* **WHAT TO DO**
Pull every line of the entries that has the word "Informatika".

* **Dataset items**
********
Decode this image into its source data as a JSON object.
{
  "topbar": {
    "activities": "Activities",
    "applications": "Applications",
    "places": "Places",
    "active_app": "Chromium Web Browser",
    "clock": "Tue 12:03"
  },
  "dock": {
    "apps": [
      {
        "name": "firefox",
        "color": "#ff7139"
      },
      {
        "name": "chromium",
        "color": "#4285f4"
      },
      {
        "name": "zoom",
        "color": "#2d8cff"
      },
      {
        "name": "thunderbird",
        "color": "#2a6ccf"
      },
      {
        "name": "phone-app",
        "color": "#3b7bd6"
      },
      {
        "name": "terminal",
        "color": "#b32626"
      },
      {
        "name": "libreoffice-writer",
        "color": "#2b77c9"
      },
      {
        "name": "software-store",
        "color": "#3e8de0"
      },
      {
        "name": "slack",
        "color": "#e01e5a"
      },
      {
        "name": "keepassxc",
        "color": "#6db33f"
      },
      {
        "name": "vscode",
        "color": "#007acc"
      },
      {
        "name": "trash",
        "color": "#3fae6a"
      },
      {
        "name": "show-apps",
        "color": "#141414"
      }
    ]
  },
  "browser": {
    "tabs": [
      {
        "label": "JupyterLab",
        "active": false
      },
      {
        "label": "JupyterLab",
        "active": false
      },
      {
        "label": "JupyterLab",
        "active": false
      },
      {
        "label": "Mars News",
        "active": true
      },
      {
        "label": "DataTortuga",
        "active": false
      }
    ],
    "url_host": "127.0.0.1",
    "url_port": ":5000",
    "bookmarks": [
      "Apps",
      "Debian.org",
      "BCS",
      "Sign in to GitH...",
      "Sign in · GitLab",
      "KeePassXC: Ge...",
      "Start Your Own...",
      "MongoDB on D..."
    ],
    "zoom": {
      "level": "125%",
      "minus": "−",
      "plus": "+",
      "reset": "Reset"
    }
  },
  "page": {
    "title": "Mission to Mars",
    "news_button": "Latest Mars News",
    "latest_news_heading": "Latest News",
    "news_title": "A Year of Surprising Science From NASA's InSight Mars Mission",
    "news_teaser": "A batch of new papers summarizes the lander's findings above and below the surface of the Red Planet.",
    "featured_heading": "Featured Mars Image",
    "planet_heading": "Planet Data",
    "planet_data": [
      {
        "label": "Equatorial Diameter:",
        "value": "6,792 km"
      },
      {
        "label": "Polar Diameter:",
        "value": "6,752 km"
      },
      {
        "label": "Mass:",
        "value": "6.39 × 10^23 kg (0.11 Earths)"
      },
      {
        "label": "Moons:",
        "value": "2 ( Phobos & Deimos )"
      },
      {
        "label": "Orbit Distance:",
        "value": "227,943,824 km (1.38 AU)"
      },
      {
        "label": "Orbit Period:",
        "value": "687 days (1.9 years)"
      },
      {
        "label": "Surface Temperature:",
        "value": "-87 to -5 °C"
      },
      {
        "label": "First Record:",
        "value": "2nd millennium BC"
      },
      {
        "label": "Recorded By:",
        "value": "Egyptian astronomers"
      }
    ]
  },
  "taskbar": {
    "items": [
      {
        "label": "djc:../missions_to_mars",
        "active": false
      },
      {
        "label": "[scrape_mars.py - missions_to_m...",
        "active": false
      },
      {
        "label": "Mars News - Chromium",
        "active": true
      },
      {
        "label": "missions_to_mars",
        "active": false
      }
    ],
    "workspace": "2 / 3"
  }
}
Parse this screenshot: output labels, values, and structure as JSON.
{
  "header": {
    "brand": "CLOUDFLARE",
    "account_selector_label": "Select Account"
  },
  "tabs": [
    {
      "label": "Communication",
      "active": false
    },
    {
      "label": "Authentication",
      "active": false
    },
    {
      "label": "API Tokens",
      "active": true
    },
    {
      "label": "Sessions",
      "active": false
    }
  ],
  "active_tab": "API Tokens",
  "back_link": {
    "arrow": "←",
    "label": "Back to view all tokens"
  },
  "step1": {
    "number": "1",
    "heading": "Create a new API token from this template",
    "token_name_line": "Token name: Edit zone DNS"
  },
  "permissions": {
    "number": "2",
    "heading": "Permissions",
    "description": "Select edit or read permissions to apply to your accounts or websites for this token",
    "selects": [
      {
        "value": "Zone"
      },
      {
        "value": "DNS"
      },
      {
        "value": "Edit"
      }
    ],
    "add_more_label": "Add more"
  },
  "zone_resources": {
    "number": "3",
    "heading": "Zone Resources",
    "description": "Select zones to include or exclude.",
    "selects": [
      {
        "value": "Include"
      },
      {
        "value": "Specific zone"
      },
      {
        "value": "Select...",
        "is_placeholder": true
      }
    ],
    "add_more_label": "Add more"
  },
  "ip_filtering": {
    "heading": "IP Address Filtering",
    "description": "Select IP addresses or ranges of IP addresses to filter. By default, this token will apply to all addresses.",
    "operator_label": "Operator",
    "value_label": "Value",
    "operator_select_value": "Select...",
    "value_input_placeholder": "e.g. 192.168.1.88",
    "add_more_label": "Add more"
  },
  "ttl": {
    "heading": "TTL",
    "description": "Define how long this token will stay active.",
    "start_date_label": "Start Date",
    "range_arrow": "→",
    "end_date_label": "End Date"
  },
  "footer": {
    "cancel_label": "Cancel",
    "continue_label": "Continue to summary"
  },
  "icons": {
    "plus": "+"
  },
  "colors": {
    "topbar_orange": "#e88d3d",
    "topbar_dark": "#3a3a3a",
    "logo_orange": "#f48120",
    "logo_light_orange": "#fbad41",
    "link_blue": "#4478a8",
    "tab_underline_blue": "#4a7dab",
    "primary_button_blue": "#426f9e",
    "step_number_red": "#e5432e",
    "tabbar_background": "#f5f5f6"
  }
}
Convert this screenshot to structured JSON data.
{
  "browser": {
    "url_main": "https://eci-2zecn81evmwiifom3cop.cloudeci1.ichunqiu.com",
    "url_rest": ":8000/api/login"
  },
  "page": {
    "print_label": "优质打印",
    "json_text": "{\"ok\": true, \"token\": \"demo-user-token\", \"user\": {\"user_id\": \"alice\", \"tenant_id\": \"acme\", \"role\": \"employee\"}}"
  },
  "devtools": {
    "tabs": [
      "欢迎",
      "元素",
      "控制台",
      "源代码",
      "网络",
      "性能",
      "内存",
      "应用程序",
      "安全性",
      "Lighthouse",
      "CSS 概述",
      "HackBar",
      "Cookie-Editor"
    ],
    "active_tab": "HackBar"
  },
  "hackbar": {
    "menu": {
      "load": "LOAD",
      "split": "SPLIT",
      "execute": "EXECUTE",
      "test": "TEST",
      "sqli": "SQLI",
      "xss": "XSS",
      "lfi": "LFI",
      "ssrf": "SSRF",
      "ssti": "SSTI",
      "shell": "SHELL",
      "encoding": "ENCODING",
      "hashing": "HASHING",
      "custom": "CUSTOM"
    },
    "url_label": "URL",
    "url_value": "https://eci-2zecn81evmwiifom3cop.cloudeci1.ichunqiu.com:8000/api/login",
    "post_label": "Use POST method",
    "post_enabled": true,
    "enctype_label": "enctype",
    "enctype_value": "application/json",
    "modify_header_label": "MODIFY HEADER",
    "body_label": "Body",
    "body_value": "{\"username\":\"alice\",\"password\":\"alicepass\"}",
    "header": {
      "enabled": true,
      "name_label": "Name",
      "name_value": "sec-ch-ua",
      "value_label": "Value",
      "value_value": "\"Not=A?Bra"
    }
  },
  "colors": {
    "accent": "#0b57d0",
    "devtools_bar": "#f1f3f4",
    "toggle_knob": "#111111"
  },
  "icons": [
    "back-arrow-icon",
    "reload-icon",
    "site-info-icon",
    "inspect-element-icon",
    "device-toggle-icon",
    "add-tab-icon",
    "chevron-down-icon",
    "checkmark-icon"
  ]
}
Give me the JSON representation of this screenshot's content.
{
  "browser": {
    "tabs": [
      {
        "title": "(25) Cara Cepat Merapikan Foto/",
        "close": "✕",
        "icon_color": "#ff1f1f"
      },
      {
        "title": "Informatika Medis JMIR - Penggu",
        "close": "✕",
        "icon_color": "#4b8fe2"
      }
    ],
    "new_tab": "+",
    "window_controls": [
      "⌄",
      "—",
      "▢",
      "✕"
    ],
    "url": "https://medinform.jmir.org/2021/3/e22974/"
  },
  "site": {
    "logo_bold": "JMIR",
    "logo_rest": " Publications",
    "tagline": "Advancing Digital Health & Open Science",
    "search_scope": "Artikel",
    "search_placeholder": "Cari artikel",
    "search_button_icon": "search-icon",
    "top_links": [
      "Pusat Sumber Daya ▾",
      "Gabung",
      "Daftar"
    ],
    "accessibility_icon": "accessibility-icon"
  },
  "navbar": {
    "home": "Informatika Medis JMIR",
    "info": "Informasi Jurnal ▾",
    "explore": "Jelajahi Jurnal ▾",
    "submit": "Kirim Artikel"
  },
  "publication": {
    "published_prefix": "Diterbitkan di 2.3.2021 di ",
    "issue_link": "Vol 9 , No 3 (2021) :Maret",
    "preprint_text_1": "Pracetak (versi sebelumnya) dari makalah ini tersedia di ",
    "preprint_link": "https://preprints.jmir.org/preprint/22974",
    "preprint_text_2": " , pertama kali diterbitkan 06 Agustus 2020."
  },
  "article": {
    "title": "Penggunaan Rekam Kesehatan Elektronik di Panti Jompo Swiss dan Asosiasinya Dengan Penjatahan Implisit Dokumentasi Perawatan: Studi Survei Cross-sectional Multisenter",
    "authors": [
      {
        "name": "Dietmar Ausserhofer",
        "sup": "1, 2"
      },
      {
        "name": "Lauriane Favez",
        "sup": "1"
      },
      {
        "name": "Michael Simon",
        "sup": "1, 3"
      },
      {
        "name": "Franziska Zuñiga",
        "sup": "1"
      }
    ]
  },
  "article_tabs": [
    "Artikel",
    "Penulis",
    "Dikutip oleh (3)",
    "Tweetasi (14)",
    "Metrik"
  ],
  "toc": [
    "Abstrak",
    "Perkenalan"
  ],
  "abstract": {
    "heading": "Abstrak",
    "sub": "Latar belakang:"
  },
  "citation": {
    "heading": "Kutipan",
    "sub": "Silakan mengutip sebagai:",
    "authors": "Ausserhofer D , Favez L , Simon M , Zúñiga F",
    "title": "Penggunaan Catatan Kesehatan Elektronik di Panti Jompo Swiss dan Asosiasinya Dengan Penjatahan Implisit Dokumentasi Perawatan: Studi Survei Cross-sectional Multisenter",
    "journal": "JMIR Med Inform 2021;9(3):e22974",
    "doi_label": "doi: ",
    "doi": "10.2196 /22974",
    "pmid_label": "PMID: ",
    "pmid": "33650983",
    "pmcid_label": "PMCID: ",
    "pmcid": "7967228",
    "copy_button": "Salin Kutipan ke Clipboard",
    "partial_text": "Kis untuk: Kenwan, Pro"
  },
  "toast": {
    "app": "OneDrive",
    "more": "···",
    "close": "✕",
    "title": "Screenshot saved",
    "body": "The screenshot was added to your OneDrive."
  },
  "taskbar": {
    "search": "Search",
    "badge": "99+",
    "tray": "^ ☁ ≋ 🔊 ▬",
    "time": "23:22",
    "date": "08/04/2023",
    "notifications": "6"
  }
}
********
* **WORKED SOLUTION**
        "title": "Informatika Medis JMIR - Penggu",
    "home": "Informatika Medis JMIR",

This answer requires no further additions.